Le Lycéen s’est entretenu avec Sofia ?, de l’Union Syndicale Lycéenne (USL), premier syndicat lycéen de France. L’occasion pour elle d’aborder l’intégralité que mène l’organisation auprès des institutions.
Pourriez-vous rapidement nous présenter l’Union Syndicale Lycéenne, que vous représentez ?
C’est initialement la fusion entre deux syndicats lycéens, le 3 novembre 2023. Toujours dans cette optique d’unir l’ensemble des lycéens, d’autant plus que l’on sait aujourd’hui que l’on a très peu de chances de gagner face à l’extrême droite si on ne s’unit pas. Et nous avons des demandes claires : l’abrogation de Parcoursup, l’abrogation de la réforme des retraites, qui ne rentre pas vraiment dans un contexte lycéen mais touche néanmoins la jeunesse, et la fin du manque de moyens et de professeurs dans les établissements scolaires. L’autre problème aujourd’hui, c’est l’augmentation croissante des inégalités territoriales entre les élèves, et cela est volontairement réalisé au regard des politiques menées. Nous luttons également contre toutes les volontés de mise au pas de la jeunesse, dont font évidemment partie le SNU ou l’uniforme à l’école.

(Données de position des éléments)

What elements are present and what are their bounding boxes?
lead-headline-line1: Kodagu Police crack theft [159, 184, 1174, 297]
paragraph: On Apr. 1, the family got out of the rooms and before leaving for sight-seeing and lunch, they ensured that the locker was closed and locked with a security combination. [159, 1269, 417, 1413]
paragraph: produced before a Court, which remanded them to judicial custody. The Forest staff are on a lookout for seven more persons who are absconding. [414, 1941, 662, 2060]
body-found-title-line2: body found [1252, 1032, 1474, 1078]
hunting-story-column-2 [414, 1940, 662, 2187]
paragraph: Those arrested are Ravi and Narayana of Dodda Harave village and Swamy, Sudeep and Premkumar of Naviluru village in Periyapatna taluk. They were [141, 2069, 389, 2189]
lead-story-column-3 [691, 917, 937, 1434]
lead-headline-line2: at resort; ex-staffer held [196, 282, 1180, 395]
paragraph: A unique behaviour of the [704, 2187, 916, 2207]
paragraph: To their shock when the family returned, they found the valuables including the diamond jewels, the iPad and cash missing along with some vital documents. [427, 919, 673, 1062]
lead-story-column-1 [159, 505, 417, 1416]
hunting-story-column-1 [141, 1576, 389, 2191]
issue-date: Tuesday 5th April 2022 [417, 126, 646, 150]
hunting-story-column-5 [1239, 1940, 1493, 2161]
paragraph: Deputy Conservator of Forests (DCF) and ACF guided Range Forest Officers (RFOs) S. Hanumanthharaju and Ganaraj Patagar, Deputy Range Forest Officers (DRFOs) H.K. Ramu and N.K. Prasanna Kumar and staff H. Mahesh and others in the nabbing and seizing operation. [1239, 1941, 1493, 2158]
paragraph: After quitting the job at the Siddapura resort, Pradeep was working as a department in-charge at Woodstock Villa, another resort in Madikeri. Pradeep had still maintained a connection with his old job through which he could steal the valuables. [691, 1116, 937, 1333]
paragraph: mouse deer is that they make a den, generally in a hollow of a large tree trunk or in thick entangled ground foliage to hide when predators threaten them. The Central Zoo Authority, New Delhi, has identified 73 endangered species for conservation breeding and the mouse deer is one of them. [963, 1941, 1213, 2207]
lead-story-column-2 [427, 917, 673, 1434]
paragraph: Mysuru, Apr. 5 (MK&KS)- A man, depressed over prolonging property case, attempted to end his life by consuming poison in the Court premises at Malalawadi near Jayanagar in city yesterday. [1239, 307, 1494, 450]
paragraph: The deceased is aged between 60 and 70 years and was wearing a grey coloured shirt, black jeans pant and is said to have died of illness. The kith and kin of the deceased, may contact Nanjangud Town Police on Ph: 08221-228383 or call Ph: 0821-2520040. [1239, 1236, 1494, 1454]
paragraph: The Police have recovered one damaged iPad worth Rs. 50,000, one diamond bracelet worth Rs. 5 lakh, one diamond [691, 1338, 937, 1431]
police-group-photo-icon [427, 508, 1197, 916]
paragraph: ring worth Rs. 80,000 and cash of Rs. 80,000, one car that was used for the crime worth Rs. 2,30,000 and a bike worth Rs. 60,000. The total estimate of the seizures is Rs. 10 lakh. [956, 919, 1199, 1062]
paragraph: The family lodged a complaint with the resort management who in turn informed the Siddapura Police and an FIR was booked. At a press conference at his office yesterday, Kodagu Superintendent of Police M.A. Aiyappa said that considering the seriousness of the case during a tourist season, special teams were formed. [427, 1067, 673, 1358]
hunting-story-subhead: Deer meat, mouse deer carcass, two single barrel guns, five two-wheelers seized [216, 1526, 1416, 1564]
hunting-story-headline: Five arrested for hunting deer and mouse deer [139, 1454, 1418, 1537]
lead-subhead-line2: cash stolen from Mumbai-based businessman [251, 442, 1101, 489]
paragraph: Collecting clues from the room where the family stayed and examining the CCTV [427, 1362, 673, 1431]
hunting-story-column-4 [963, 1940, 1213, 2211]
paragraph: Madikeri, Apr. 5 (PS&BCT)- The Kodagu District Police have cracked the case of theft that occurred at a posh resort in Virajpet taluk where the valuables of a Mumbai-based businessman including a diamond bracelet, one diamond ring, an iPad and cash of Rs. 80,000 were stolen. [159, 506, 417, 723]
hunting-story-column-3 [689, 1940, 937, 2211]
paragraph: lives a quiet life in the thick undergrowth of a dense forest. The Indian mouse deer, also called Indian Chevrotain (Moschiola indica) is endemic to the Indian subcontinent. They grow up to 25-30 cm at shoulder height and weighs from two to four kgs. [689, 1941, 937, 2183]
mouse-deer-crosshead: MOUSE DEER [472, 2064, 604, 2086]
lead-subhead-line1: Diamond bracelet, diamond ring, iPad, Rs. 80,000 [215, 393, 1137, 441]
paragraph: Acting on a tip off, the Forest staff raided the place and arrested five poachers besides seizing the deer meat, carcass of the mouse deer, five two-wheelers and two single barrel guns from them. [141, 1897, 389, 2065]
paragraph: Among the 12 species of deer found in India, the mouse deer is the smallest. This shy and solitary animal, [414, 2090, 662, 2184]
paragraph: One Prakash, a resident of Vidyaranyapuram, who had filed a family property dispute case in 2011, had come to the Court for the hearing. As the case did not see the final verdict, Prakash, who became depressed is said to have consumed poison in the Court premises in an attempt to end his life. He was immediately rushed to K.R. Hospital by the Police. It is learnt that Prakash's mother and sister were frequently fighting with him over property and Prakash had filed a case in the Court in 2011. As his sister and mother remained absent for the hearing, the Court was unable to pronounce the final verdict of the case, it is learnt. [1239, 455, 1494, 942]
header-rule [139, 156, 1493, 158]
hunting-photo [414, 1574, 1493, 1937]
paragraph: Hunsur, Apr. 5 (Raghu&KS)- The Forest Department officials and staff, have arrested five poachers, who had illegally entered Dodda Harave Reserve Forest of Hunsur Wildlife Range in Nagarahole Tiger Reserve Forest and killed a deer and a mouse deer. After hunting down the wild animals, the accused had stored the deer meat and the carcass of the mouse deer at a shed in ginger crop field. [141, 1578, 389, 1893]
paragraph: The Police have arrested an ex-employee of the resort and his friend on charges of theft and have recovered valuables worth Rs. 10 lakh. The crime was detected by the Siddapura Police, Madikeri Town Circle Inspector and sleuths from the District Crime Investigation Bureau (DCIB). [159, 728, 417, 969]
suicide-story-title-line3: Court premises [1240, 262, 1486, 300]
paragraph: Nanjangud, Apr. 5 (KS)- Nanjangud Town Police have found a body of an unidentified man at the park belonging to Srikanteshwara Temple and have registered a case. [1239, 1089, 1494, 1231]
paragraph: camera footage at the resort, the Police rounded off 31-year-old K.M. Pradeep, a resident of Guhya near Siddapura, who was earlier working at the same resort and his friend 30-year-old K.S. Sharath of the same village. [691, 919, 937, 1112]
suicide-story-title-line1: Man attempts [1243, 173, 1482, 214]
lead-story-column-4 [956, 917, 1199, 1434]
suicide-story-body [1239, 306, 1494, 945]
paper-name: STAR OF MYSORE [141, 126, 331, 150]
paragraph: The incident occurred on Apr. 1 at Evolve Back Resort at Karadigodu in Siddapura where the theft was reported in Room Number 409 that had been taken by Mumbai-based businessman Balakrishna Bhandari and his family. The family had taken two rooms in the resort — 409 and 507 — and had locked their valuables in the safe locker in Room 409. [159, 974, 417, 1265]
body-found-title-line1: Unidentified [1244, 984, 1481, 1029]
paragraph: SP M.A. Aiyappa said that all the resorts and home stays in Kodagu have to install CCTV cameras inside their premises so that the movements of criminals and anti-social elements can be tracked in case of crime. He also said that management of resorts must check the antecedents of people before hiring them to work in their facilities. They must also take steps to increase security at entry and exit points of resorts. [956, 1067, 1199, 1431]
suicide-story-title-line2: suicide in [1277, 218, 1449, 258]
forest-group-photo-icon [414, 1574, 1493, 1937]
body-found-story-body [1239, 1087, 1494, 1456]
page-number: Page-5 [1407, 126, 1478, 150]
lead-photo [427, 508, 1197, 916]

## Problème à résoudre
Recopiez le passage de l'entretien qui s'ouvre sur les mots « Le Lycéen s’est » et se clôt sur « auprès des institutions. », en remplaçant « institutions » par « pouvoirs publics ». Ces données n'interviennent pas dans l'exercice.

## Réponse attendue
Le Lycéen s’est entretenu avec Sofia ?, de l’Union Syndicale Lycéenne (USL), premier syndicat lycéen de France. L’occasion pour elle d’aborder l’intégralité que mène l’organisation auprès des pouvoirs publics.